Scan the listing below and copy every line holding "download".
───── Material to process ─────
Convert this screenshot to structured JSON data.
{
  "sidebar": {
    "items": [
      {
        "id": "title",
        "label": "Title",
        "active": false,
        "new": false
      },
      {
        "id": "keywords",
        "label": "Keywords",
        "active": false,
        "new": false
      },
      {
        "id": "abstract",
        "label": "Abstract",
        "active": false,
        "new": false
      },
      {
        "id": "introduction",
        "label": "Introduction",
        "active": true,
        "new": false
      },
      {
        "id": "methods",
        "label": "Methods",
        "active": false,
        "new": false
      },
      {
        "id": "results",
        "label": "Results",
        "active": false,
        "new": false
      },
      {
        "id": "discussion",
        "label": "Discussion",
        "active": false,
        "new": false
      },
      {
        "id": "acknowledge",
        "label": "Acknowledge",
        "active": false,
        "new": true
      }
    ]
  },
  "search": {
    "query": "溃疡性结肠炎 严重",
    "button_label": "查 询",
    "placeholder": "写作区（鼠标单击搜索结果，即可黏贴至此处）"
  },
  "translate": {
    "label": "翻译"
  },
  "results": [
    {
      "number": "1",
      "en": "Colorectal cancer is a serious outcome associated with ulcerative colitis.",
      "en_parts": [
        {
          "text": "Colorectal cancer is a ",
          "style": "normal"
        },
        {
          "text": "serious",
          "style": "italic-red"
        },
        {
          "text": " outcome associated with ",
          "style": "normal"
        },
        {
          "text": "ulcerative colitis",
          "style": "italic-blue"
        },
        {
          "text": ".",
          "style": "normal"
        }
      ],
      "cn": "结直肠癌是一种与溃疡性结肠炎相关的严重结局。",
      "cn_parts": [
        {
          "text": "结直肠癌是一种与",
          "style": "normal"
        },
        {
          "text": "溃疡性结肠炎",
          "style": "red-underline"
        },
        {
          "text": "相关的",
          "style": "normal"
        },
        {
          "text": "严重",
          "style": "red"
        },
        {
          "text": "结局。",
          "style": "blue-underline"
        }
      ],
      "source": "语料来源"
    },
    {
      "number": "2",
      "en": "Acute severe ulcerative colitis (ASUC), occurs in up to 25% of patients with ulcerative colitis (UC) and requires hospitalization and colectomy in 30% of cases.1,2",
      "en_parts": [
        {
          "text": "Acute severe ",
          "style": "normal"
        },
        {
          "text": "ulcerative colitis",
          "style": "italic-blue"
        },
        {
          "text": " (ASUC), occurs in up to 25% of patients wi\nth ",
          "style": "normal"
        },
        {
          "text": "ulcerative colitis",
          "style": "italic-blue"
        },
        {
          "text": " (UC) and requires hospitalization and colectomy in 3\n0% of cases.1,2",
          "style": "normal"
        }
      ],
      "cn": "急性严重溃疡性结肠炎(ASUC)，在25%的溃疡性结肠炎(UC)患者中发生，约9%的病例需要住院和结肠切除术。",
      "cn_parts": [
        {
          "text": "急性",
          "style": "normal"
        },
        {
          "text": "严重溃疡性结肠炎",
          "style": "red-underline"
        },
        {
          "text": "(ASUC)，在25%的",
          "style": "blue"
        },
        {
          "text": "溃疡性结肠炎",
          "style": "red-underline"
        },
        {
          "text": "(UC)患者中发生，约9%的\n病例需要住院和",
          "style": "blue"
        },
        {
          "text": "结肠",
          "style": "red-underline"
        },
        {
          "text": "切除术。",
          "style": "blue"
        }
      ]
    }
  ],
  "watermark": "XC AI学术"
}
─────
───── Material to process ─────
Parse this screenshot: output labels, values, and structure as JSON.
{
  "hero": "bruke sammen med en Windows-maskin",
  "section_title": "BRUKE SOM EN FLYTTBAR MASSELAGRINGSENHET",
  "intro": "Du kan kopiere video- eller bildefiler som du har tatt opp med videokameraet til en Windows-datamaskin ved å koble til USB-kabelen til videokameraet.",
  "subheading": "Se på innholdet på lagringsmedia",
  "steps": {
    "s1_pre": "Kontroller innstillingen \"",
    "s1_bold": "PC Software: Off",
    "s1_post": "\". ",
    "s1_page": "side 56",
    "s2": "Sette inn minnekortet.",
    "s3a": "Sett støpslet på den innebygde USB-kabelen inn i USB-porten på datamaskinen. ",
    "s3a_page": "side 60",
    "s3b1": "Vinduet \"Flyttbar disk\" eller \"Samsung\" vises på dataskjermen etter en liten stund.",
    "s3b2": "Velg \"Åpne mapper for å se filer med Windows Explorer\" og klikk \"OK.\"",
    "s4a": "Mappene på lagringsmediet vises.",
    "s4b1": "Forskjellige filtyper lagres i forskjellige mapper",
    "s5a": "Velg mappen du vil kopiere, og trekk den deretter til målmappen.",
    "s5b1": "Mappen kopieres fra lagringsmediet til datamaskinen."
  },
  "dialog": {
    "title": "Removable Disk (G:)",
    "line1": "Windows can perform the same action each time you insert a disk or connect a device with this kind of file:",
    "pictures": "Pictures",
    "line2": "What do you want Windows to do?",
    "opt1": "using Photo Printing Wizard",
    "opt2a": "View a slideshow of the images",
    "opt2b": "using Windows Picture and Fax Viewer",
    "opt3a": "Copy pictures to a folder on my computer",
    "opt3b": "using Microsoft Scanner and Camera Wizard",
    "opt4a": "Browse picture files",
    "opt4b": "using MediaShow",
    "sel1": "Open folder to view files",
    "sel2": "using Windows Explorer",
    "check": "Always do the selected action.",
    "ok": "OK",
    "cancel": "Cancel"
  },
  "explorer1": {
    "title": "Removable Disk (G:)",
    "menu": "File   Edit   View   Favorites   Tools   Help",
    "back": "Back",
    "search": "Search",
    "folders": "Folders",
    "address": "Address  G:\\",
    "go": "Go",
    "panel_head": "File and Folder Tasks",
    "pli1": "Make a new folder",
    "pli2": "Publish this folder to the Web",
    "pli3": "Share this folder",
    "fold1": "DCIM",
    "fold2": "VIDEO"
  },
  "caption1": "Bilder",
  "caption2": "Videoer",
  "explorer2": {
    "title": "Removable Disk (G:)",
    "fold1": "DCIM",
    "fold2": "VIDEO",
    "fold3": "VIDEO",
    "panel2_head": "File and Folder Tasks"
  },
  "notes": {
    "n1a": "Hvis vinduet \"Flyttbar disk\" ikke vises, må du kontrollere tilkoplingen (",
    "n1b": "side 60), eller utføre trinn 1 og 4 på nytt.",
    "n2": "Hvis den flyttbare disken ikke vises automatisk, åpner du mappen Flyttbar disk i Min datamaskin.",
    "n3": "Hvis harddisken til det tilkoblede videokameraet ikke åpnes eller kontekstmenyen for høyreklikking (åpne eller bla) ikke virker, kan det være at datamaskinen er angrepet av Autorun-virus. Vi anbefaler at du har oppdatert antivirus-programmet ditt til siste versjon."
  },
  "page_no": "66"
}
─────
───── Material to process ─────
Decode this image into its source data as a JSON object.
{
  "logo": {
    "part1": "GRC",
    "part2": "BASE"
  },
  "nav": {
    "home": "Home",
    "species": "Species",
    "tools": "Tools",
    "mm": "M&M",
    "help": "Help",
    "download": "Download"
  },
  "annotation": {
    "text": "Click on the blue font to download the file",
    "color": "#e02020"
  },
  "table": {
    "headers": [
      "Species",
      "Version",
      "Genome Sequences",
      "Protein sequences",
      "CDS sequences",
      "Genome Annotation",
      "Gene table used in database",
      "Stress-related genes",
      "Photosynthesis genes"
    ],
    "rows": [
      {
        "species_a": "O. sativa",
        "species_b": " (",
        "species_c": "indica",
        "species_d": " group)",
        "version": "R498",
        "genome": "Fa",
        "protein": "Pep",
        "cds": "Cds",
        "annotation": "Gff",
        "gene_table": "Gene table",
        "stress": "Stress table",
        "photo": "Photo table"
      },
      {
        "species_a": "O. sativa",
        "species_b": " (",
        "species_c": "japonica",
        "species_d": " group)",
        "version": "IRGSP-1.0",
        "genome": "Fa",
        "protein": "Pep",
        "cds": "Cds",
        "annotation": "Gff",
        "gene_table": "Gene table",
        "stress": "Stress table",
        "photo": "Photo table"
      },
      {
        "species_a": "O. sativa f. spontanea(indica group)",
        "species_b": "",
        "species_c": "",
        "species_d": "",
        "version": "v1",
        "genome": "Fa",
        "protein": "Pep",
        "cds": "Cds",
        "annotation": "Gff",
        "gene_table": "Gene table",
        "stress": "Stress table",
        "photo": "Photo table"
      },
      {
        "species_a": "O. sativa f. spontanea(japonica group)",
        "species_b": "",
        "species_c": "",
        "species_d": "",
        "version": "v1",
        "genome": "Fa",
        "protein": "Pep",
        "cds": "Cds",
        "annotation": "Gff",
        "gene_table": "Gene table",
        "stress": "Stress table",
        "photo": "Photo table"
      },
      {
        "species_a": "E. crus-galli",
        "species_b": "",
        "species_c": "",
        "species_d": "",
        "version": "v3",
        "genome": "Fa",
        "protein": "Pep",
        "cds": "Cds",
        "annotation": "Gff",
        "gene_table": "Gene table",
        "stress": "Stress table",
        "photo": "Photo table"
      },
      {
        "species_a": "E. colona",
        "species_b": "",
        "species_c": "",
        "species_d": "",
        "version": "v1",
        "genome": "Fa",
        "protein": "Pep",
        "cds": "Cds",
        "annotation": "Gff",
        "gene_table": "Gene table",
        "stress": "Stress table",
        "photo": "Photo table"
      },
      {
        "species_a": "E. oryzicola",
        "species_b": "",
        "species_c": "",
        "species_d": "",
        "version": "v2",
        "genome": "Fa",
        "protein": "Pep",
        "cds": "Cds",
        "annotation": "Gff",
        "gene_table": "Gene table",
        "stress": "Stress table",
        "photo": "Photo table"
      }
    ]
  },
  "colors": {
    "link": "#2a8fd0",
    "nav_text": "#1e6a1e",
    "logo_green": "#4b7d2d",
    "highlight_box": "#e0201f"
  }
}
─────
▶ _Task output_:
    "download": "Download"
    "text": "Click on the blue font to download the file",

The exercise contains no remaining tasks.